=== Aim of the task ===
Print out each record below, unaltered and complete, without its images.

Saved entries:
○ ○ ○ ○ ○ ○ ○

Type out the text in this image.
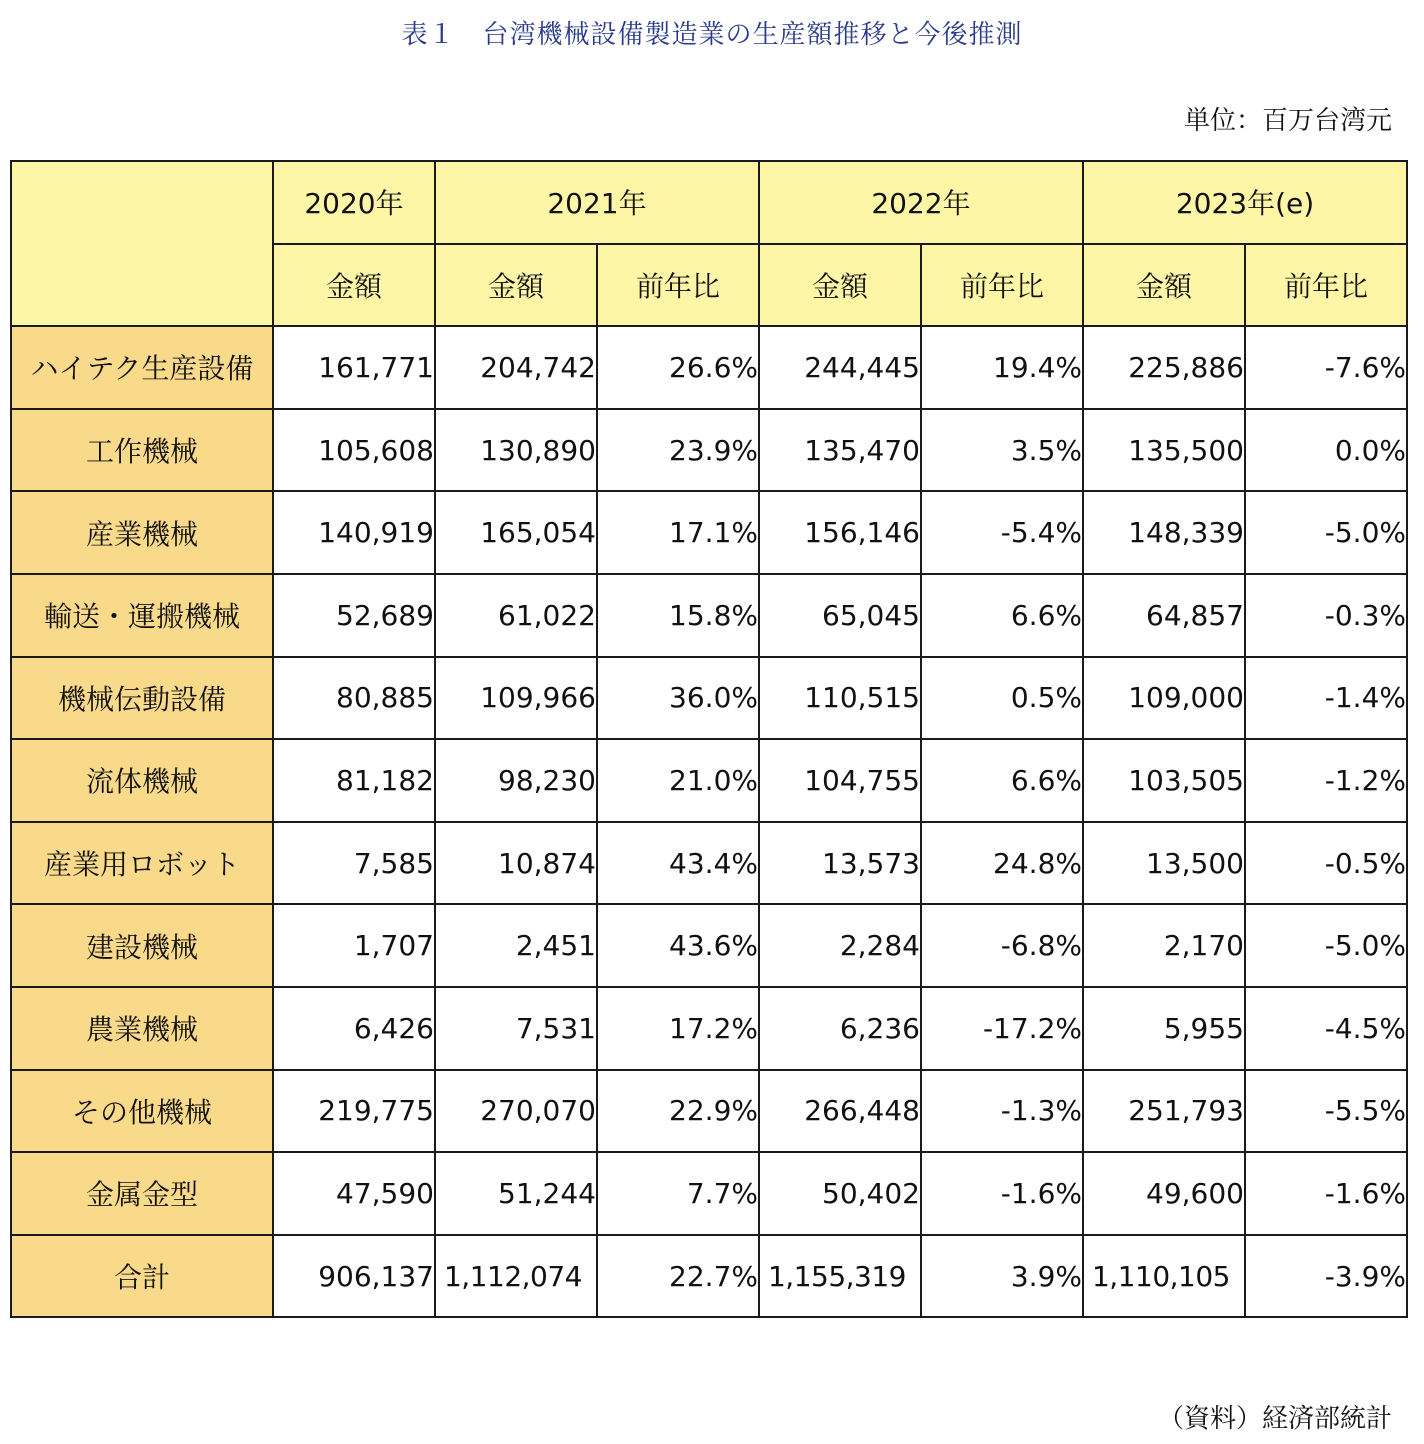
表１　台湾機械設備製造業の生産額推移と今後推測
単位：百万台湾元
	2020年	2021年		2022年		2023年(e)	
	金額	金額	前年比	金額	前年比	金額	前年比
ハイテク生産設備	161,771	204,742	26.6%	244,445	19.4%	225,886	-7.6%
工作機械	105,608	130,890	23.9%	135,470	3.5%	135,500	0.0%
産業機械	140,919	165,054	17.1%	156,146	-5.4%	148,339	-5.0%
輸送・運搬機械	52,689	61,022	15.8%	65,045	6.6%	64,857	-0.3%
機械伝動設備	80,885	109,966	36.0%	110,515	0.5%	109,000	-1.4%
流体機械	81,182	98,230	21.0%	104,755	6.6%	103,505	-1.2%
産業用ロボット	7,585	10,874	43.4%	13,573	24.8%	13,500	-0.5%
建設機械	1,707	2,451	43.6%	2,284	-6.8%	2,170	-5.0%
農業機械	6,426	7,531	17.2%	6,236	-17.2%	5,955	-4.5%
その他機械	219,775	270,070	22.9%	266,448	-1.3%	251,793	-5.5%
金属金型	47,590	51,244	7.7%	50,402	-1.6%	49,600	-1.6%
合計	906,137	1,112,074	22.7%	1,155,319	3.9%	1,110,105	-3.9%
（資料）経済部統計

○ ○ ○ ○ ○ ○ ○

=== Task response ===
Type out the text in this image.
表１　台湾機械設備製造業の生産額推移と今後推測
単位：百万台湾元
	2020年	2021年		2022年		2023年(e)	
	金額	金額	前年比	金額	前年比	金額	前年比
ハイテク生産設備	161,771	204,742	26.6%	244,445	19.4%	225,886	-7.6%
工作機械	105,608	130,890	23.9%	135,470	3.5%	135,500	0.0%
産業機械	140,919	165,054	17.1%	156,146	-5.4%	148,339	-5.0%
輸送・運搬機械	52,689	61,022	15.8%	65,045	6.6%	64,857	-0.3%
機械伝動設備	80,885	109,966	36.0%	110,515	0.5%	109,000	-1.4%
流体機械	81,182	98,230	21.0%	104,755	6.6%	103,505	-1.2%
産業用ロボット	7,585	10,874	43.4%	13,573	24.8%	13,500	-0.5%
建設機械	1,707	2,451	43.6%	2,284	-6.8%	2,170	-5.0%
農業機械	6,426	7,531	17.2%	6,236	-17.2%	5,955	-4.5%
その他機械	219,775	270,070	22.9%	266,448	-1.3%	251,793	-5.5%
金属金型	47,590	51,244	7.7%	50,402	-1.6%	49,600	-1.6%
合計	906,137	1,112,074	22.7%	1,155,319	3.9%	1,110,105	-3.9%
（資料）経済部統計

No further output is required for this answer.